----- RECORDS SHOWN -----

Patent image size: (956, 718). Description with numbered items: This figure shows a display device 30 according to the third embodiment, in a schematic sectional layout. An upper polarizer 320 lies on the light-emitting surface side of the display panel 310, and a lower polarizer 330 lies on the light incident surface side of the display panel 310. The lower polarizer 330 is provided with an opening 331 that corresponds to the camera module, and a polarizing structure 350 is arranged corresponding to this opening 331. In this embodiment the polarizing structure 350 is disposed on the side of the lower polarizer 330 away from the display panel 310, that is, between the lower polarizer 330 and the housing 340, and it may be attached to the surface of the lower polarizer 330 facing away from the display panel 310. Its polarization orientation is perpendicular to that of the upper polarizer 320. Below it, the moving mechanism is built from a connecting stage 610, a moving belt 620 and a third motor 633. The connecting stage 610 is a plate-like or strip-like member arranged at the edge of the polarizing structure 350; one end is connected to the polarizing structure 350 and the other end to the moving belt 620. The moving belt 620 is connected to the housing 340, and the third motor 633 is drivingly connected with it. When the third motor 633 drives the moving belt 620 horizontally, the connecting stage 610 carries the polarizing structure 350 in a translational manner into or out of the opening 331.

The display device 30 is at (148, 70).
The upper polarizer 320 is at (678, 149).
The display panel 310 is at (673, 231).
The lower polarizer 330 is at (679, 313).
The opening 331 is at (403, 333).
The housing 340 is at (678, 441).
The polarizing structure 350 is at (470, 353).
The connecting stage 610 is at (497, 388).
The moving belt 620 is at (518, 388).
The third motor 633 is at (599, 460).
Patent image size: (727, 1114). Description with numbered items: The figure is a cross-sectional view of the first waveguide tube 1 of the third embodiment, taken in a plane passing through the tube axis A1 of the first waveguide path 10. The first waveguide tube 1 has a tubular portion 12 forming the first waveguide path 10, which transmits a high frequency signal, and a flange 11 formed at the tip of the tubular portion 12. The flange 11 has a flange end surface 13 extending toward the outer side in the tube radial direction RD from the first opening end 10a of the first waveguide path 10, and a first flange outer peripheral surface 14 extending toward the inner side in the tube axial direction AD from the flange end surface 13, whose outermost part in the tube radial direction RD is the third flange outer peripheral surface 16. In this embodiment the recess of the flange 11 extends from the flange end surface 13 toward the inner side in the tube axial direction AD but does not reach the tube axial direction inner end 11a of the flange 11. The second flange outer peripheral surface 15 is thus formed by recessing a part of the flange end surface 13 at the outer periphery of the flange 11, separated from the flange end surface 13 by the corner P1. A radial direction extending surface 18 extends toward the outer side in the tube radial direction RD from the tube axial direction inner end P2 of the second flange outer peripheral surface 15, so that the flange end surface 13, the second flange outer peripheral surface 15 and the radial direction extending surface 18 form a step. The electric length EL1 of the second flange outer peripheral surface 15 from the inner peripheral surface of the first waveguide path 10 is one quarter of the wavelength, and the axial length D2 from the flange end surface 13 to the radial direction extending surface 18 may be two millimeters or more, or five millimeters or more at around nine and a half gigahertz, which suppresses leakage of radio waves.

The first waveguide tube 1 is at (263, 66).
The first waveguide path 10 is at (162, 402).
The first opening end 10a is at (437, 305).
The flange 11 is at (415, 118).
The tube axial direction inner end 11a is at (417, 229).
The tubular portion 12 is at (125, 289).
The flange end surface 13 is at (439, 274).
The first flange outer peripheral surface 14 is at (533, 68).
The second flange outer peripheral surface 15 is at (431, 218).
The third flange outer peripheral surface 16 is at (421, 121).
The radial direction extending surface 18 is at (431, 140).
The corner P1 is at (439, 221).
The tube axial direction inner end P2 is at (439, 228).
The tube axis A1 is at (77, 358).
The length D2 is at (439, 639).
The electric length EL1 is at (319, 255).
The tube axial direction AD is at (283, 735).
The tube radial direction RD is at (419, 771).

-----

# SHORT TASK
Render the lines above as a Markdown table with the columns "Row" and "Line". Number each row and skip the blank lines.

# ANSWER TO THIS EXERCISE
| Row | Line |
|---|---|
| 1 | Patent image size: (956, 718). Description with numbered items: This figure shows a display device 30 according to the third embodiment, in a schematic sectional layout. An upper polarizer 320 lies on the light-emitting surface side of the display panel 310, and a lower polarizer 330 lies on the light incident surface side of the display panel 310. The lower polarizer 330 is provided with an opening 331 that corresponds to the camera module, and a polarizing structure 350 is arranged corresponding to this opening 331. In this embodiment the polarizing structure 350 is disposed on the side of the lower polarizer 330 away from the display panel 310, that is, between the lower polarizer 330 and the housing 340, and it may be attached to the surface of the lower polarizer 330 facing away from the display panel 310. Its polarization orientation is perpendicular to that of the upper polarizer 320. Below it, the moving mechanism is built from a connecting stage 610, a moving belt 620 and a third motor 633. The connecting stage 610 is a plate-like or strip-like member arranged at the edge of the polarizing structure 350; one end is connected to the polarizing structure 350 and the other end to the moving belt 620. The moving belt 620 is connected to the housing 340, and the third motor 633 is drivingly connected with it. When the third motor 633 drives the moving belt 620 horizontally, the connecting stage 610 carries the polarizing structure 350 in a translational manner into or out of the opening 331. |
| 2 | The display device 30 is at (148, 70). |
| 3 | The upper polarizer 320 is at (678, 149). |
| 4 | The display panel 310 is at (673, 231). |
| 5 | The lower polarizer 330 is at (679, 313). |
| 6 | The opening 331 is at (403, 333). |
| 7 | The housing 340 is at (678, 441). |
| 8 | The polarizing structure 350 is at (470, 353). |
| 9 | The connecting stage 610 is at (497, 388). |
| 10 | The moving belt 620 is at (518, 388). |
| 11 | The third motor 633 is at (599, 460). |
| 12 | Patent image size: (727, 1114). Description with numbered items: The figure is a cross-sectional view of the first waveguide tube 1 of the third embodiment, taken in a plane passing through the tube axis A1 of the first waveguide path 10. The first waveguide tube 1 has a tubular portion 12 forming the first waveguide path 10, which transmits a high frequency signal, and a flange 11 formed at the tip of the tubular portion 12. The flange 11 has a flange end surface 13 extending toward the outer side in the tube radial direction RD from the first opening end 10a of the first waveguide path 10, and a first flange outer peripheral surface 14 extending toward the inner side in the tube axial direction AD from the flange end surface 13, whose outermost part in the tube radial direction RD is the third flange outer peripheral surface 16. In this embodiment the recess of the flange 11 extends from the flange end surface 13 toward the inner side in the tube axial direction AD but does not reach the tube axial direction inner end 11a of the flange 11. The second flange outer peripheral surface 15 is thus formed by recessing a part of the flange end surface 13 at the outer periphery of the flange 11, separated from the flange end surface 13 by the corner P1. A radial direction extending surface 18 extends toward the outer side in the tube radial direction RD from the tube axial direction inner end P2 of the second flange outer peripheral surface 15, so that the flange end surface 13, the second flange outer peripheral surface 15 and the radial direction extending surface 18 form a step. The electric length EL1 of the second flange outer peripheral surface 15 from the inner peripheral surface of the first waveguide path 10 is one quarter of the wavelength, and the axial length D2 from the flange end surface 13 to the radial direction extending surface 18 may be two millimeters or more, or five millimeters or more at around nine and a half gigahertz, which suppresses leakage of radio waves. |
| 13 | The first waveguide tube 1 is at (263, 66). |
| 14 | The first waveguide path 10 is at (162, 402). |
| 15 | The first opening end 10a is at (437, 305). |
| 16 | The flange 11 is at (415, 118). |
| 17 | The tube axial direction inner end 11a is at (417, 229). |
| 18 | The tubular portion 12 is at (125, 289). |
| 19 | The flange end surface 13 is at (439, 274). |
| 20 | The first flange outer peripheral surface 14 is at (533, 68). |
| 21 | The second flange outer peripheral surface 15 is at (431, 218). |
| 22 | The third flange outer peripheral surface 16 is at (421, 121). |
| 23 | The radial direction extending surface 18 is at (431, 140). |
| 24 | The corner P1 is at (439, 221). |
| 25 | The tube axial direction inner end P2 is at (439, 228). |
| 26 | The tube axis A1 is at (77, 358). |
| 27 | The length D2 is at (439, 639). |
| 28 | The electric length EL1 is at (319, 255). |
| 29 | The tube axial direction AD is at (283, 735). |
| 30 | The tube radial direction RD is at (419, 771). |